*Given instruction:* Gather all lines in the records below that include the word "Marketing".

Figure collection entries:
++++++++

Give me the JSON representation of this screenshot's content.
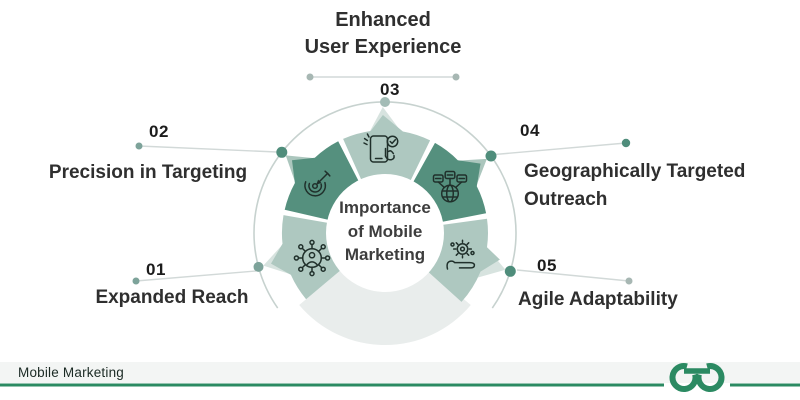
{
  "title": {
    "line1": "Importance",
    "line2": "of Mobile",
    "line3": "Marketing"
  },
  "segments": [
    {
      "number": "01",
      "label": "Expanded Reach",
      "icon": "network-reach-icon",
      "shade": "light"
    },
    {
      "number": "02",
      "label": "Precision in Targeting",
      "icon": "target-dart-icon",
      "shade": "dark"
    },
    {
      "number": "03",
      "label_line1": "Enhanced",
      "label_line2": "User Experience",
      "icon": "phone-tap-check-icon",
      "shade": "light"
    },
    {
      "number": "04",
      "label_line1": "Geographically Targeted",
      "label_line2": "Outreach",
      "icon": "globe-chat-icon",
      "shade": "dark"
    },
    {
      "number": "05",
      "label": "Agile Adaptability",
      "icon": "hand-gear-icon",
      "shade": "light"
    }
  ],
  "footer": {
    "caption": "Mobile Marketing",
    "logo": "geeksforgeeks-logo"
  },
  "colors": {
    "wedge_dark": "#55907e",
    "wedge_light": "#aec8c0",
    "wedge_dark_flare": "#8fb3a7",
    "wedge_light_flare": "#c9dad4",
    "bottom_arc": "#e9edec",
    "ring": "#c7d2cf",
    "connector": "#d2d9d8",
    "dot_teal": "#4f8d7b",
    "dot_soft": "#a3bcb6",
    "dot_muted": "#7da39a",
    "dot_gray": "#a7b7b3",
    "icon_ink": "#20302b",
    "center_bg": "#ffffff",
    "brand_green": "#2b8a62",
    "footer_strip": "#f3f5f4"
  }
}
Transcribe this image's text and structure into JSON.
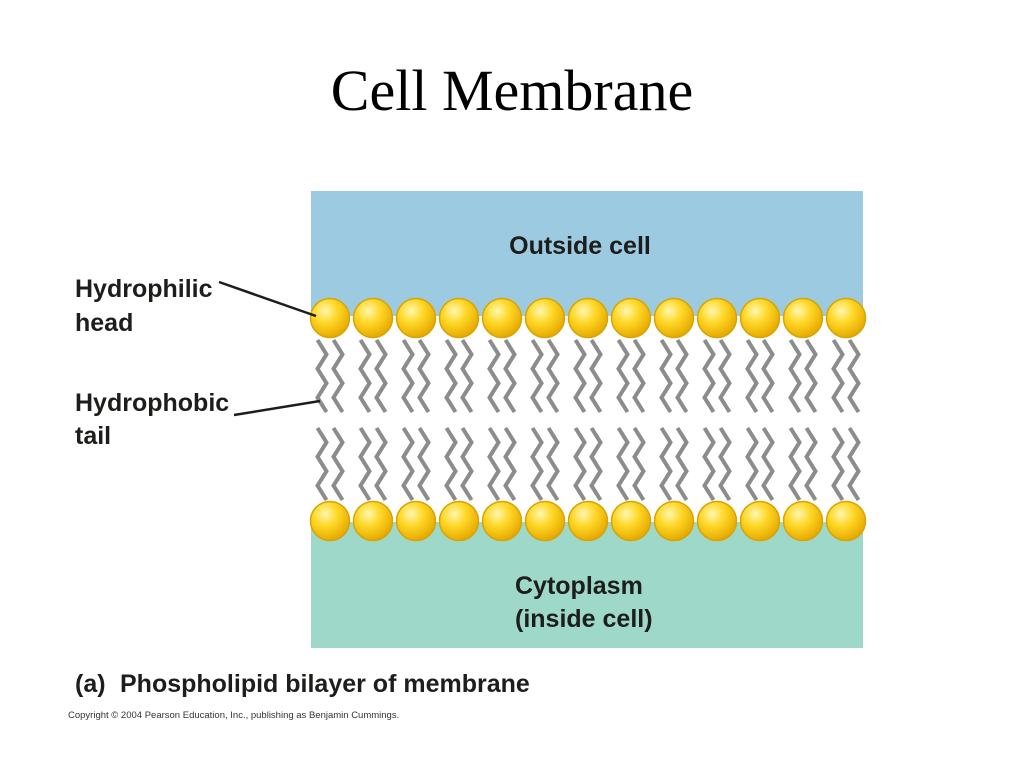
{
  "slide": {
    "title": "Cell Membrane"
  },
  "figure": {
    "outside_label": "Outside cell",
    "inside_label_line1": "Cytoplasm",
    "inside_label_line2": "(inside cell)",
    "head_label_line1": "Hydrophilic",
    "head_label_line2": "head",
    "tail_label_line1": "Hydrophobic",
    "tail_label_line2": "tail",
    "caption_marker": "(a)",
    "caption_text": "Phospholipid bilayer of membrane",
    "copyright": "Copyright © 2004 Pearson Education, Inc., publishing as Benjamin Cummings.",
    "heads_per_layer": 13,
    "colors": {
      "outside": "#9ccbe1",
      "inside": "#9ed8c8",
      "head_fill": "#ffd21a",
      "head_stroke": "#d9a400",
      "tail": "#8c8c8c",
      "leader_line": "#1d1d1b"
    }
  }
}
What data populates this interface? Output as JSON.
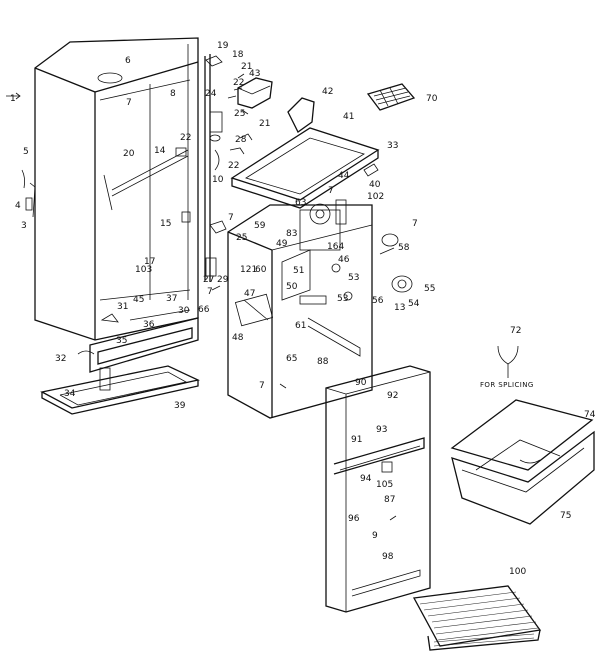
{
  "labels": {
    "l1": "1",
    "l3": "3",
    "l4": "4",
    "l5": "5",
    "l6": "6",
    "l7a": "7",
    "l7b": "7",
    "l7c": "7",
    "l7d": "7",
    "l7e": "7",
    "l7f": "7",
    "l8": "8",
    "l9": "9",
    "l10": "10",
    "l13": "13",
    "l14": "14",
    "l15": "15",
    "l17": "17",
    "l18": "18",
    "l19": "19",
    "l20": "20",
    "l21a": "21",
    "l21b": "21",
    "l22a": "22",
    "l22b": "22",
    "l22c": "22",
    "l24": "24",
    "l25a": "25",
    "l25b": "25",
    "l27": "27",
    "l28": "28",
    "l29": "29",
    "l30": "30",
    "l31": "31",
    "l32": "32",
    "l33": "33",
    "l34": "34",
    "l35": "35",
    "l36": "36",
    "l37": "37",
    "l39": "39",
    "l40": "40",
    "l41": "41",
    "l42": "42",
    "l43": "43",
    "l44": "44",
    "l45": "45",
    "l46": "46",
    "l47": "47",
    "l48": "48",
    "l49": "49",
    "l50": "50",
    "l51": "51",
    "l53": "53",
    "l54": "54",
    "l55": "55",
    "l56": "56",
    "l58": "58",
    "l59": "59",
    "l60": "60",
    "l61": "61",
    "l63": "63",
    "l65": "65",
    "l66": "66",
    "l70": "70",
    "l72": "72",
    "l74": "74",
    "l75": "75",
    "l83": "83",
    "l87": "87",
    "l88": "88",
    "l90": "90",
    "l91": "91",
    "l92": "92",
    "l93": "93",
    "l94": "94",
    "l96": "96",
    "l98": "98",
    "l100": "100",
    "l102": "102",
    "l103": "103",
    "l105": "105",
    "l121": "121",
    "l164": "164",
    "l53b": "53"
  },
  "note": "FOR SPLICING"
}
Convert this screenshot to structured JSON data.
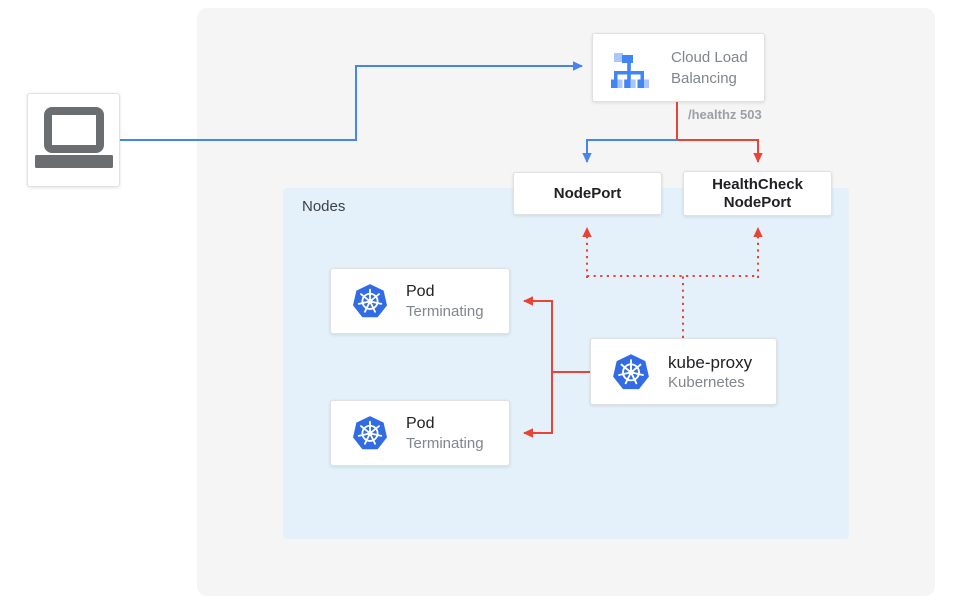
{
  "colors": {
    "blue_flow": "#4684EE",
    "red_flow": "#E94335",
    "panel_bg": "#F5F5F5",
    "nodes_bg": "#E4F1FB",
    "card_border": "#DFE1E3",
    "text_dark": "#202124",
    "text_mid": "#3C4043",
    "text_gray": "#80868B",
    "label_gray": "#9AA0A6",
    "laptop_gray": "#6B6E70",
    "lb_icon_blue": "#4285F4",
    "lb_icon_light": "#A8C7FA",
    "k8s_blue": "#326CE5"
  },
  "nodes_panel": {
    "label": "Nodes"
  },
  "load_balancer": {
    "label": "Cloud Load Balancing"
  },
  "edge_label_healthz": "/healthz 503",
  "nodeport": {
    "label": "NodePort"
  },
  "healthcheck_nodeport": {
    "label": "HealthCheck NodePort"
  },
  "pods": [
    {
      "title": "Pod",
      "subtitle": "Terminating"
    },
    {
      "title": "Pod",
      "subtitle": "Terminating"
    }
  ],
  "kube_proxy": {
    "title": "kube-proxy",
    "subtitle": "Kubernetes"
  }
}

++++++++

*Complete response:*
    "line3": "Marketing"
    "caption": "Mobile Marketing",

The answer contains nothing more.